Records for processing -
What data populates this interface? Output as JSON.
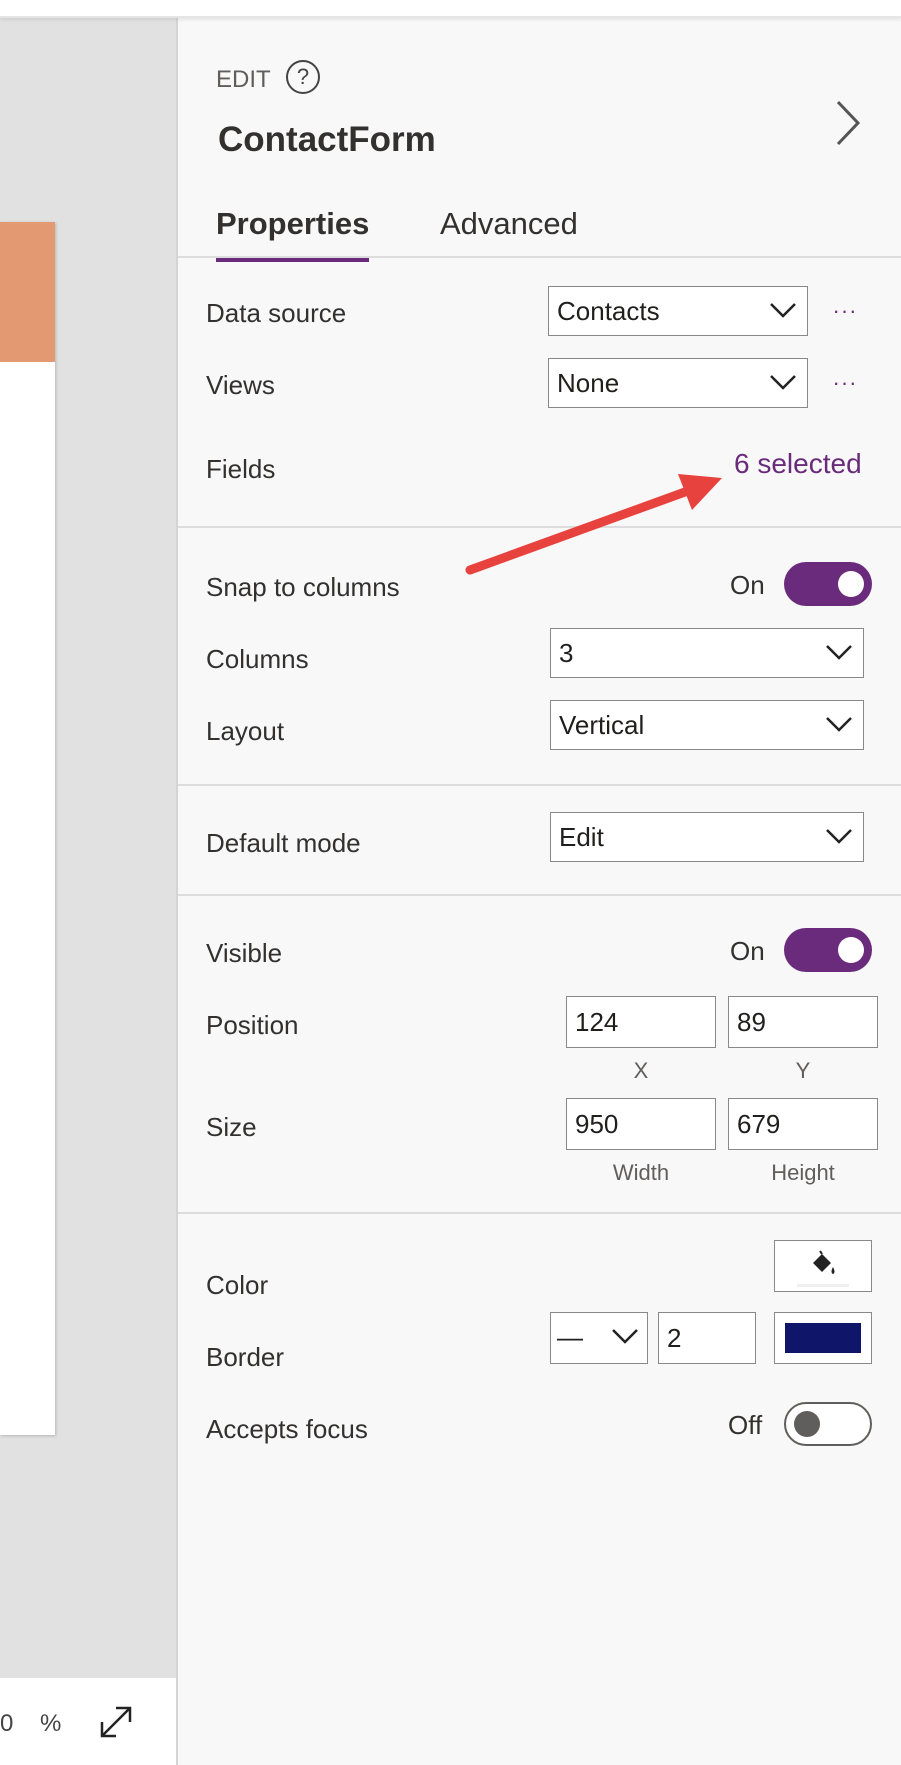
{
  "canvas": {
    "zoom_text": "0 %",
    "card_header_color": "#e39a73",
    "icons": {
      "expand": "expand-diagonal-icon"
    }
  },
  "panel": {
    "edit_label": "EDIT",
    "help_symbol": "?",
    "control_name": "ContactForm",
    "tabs": [
      {
        "label": "Properties",
        "active": true
      },
      {
        "label": "Advanced",
        "active": false
      }
    ],
    "data_source": {
      "label": "Data source",
      "value": "Contacts",
      "more": "···"
    },
    "views": {
      "label": "Views",
      "value": "None",
      "more": "···"
    },
    "fields": {
      "label": "Fields",
      "value": "6 selected"
    },
    "snap_to_columns": {
      "label": "Snap to columns",
      "state": "On"
    },
    "columns": {
      "label": "Columns",
      "value": "3"
    },
    "layout": {
      "label": "Layout",
      "value": "Vertical"
    },
    "default_mode": {
      "label": "Default mode",
      "value": "Edit"
    },
    "visible": {
      "label": "Visible",
      "state": "On"
    },
    "position": {
      "label": "Position",
      "x": "124",
      "y": "89",
      "x_caption": "X",
      "y_caption": "Y"
    },
    "size": {
      "label": "Size",
      "width": "950",
      "height": "679",
      "width_caption": "Width",
      "height_caption": "Height"
    },
    "color": {
      "label": "Color",
      "icon": "paint-bucket-icon"
    },
    "border": {
      "label": "Border",
      "style": "—",
      "thickness": "2",
      "color": "#0f1569"
    },
    "accepts_focus": {
      "label": "Accepts focus",
      "state": "Off"
    },
    "accent_color": "#6b2b7c"
  },
  "annotation": {
    "arrow_color": "#e8423f"
  }
}
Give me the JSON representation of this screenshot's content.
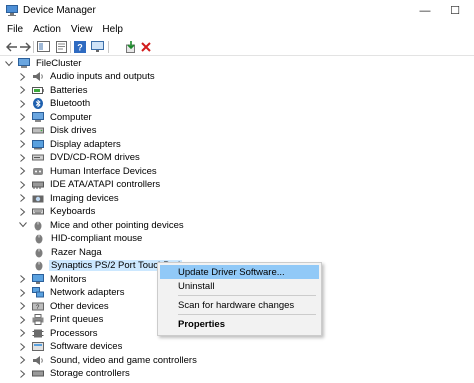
{
  "window": {
    "title": "Device Manager",
    "icon": "device-manager-icon",
    "minimize_glyph": "—",
    "maximize_glyph": "☐"
  },
  "menu": [
    "File",
    "Action",
    "View",
    "Help"
  ],
  "toolbar": {
    "icons": [
      "back-arrow-icon",
      "forward-arrow-icon",
      "show-hide-icon",
      "properties-icon",
      "help-icon",
      "monitor-icon",
      "update-driver-icon",
      "uninstall-icon"
    ],
    "uninstall_color": "#d21c1c",
    "update_color": "#1a8a2a"
  },
  "tree": {
    "root": "FileCluster",
    "items": [
      {
        "label": "Audio inputs and outputs",
        "icon": "speaker-icon",
        "expanded": false
      },
      {
        "label": "Batteries",
        "icon": "battery-icon",
        "expanded": false
      },
      {
        "label": "Bluetooth",
        "icon": "bluetooth-icon",
        "expanded": false
      },
      {
        "label": "Computer",
        "icon": "computer-icon",
        "expanded": false
      },
      {
        "label": "Disk drives",
        "icon": "disk-drive-icon",
        "expanded": false
      },
      {
        "label": "Display adapters",
        "icon": "display-adapter-icon",
        "expanded": false
      },
      {
        "label": "DVD/CD-ROM drives",
        "icon": "dvd-icon",
        "expanded": false
      },
      {
        "label": "Human Interface Devices",
        "icon": "hid-icon",
        "expanded": false
      },
      {
        "label": "IDE ATA/ATAPI controllers",
        "icon": "ide-controller-icon",
        "expanded": false
      },
      {
        "label": "Imaging devices",
        "icon": "camera-icon",
        "expanded": false
      },
      {
        "label": "Keyboards",
        "icon": "keyboard-icon",
        "expanded": false
      },
      {
        "label": "Mice and other pointing devices",
        "icon": "mouse-icon",
        "expanded": true,
        "children": [
          {
            "label": "HID-compliant mouse",
            "icon": "mouse-icon"
          },
          {
            "label": "Razer Naga",
            "icon": "mouse-icon"
          },
          {
            "label": "Synaptics PS/2 Port TouchPad",
            "icon": "mouse-icon",
            "selected": true
          }
        ]
      },
      {
        "label": "Monitors",
        "icon": "monitor-icon",
        "expanded": false
      },
      {
        "label": "Network adapters",
        "icon": "network-adapter-icon",
        "expanded": false
      },
      {
        "label": "Other devices",
        "icon": "other-devices-icon",
        "expanded": false
      },
      {
        "label": "Print queues",
        "icon": "printer-icon",
        "expanded": false
      },
      {
        "label": "Processors",
        "icon": "processor-icon",
        "expanded": false
      },
      {
        "label": "Software devices",
        "icon": "software-device-icon",
        "expanded": false
      },
      {
        "label": "Sound, video and game controllers",
        "icon": "sound-controller-icon",
        "expanded": false
      },
      {
        "label": "Storage controllers",
        "icon": "storage-controller-icon",
        "expanded": false
      }
    ]
  },
  "context_menu": {
    "update": "Update Driver Software...",
    "uninstall": "Uninstall",
    "scan": "Scan for hardware changes",
    "properties": "Properties",
    "highlight_color": "#91c9f7"
  }
}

Problem to solve - All of the records above must be copied exactly, except for the pictures.

Response to the exercise -
What data populates this interface? Output as JSON.
{
  "canvas": {
    "zoom_text": "0 %",
    "card_header_color": "#e39a73",
    "icons": {
      "expand": "expand-diagonal-icon"
    }
  },
  "panel": {
    "edit_label": "EDIT",
    "help_symbol": "?",
    "control_name": "ContactForm",
    "tabs": [
      {
        "label": "Properties",
        "active": true
      },
      {
        "label": "Advanced",
        "active": false
      }
    ],
    "data_source": {
      "label": "Data source",
      "value": "Contacts",
      "more": "···"
    },
    "views": {
      "label": "Views",
      "value": "None",
      "more": "···"
    },
    "fields": {
      "label": "Fields",
      "value": "6 selected"
    },
    "snap_to_columns": {
      "label": "Snap to columns",
      "state": "On"
    },
    "columns": {
      "label": "Columns",
      "value": "3"
    },
    "layout": {
      "label": "Layout",
      "value": "Vertical"
    },
    "default_mode": {
      "label": "Default mode",
      "value": "Edit"
    },
    "visible": {
      "label": "Visible",
      "state": "On"
    },
    "position": {
      "label": "Position",
      "x": "124",
      "y": "89",
      "x_caption": "X",
      "y_caption": "Y"
    },
    "size": {
      "label": "Size",
      "width": "950",
      "height": "679",
      "width_caption": "Width",
      "height_caption": "Height"
    },
    "color": {
      "label": "Color",
      "icon": "paint-bucket-icon"
    },
    "border": {
      "label": "Border",
      "style": "—",
      "thickness": "2",
      "color": "#0f1569"
    },
    "accepts_focus": {
      "label": "Accepts focus",
      "state": "Off"
    },
    "accent_color": "#6b2b7c"
  },
  "annotation": {
    "arrow_color": "#e8423f"
  }
}
Give me the JSON representation of this screenshot's content.
{
  "window": {
    "title": "Device Manager",
    "icon": "device-manager-icon",
    "minimize_glyph": "—",
    "maximize_glyph": "☐"
  },
  "menu": [
    "File",
    "Action",
    "View",
    "Help"
  ],
  "toolbar": {
    "icons": [
      "back-arrow-icon",
      "forward-arrow-icon",
      "show-hide-icon",
      "properties-icon",
      "help-icon",
      "monitor-icon",
      "update-driver-icon",
      "uninstall-icon"
    ],
    "uninstall_color": "#d21c1c",
    "update_color": "#1a8a2a"
  },
  "tree": {
    "root": "FileCluster",
    "items": [
      {
        "label": "Audio inputs and outputs",
        "icon": "speaker-icon",
        "expanded": false
      },
      {
        "label": "Batteries",
        "icon": "battery-icon",
        "expanded": false
      },
      {
        "label": "Bluetooth",
        "icon": "bluetooth-icon",
        "expanded": false
      },
      {
        "label": "Computer",
        "icon": "computer-icon",
        "expanded": false
      },
      {
        "label": "Disk drives",
        "icon": "disk-drive-icon",
        "expanded": false
      },
      {
        "label": "Display adapters",
        "icon": "display-adapter-icon",
        "expanded": false
      },
      {
        "label": "DVD/CD-ROM drives",
        "icon": "dvd-icon",
        "expanded": false
      },
      {
        "label": "Human Interface Devices",
        "icon": "hid-icon",
        "expanded": false
      },
      {
        "label": "IDE ATA/ATAPI controllers",
        "icon": "ide-controller-icon",
        "expanded": false
      },
      {
        "label": "Imaging devices",
        "icon": "camera-icon",
        "expanded": false
      },
      {
        "label": "Keyboards",
        "icon": "keyboard-icon",
        "expanded": false
      },
      {
        "label": "Mice and other pointing devices",
        "icon": "mouse-icon",
        "expanded": true,
        "children": [
          {
            "label": "HID-compliant mouse",
            "icon": "mouse-icon"
          },
          {
            "label": "Razer Naga",
            "icon": "mouse-icon"
          },
          {
            "label": "Synaptics PS/2 Port TouchPad",
            "icon": "mouse-icon",
            "selected": true
          }
        ]
      },
      {
        "label": "Monitors",
        "icon": "monitor-icon",
        "expanded": false
      },
      {
        "label": "Network adapters",
        "icon": "network-adapter-icon",
        "expanded": false
      },
      {
        "label": "Other devices",
        "icon": "other-devices-icon",
        "expanded": false
      },
      {
        "label": "Print queues",
        "icon": "printer-icon",
        "expanded": false
      },
      {
        "label": "Processors",
        "icon": "processor-icon",
        "expanded": false
      },
      {
        "label": "Software devices",
        "icon": "software-device-icon",
        "expanded": false
      },
      {
        "label": "Sound, video and game controllers",
        "icon": "sound-controller-icon",
        "expanded": false
      },
      {
        "label": "Storage controllers",
        "icon": "storage-controller-icon",
        "expanded": false
      }
    ]
  },
  "context_menu": {
    "update": "Update Driver Software...",
    "uninstall": "Uninstall",
    "scan": "Scan for hardware changes",
    "properties": "Properties",
    "highlight_color": "#91c9f7"
  }
}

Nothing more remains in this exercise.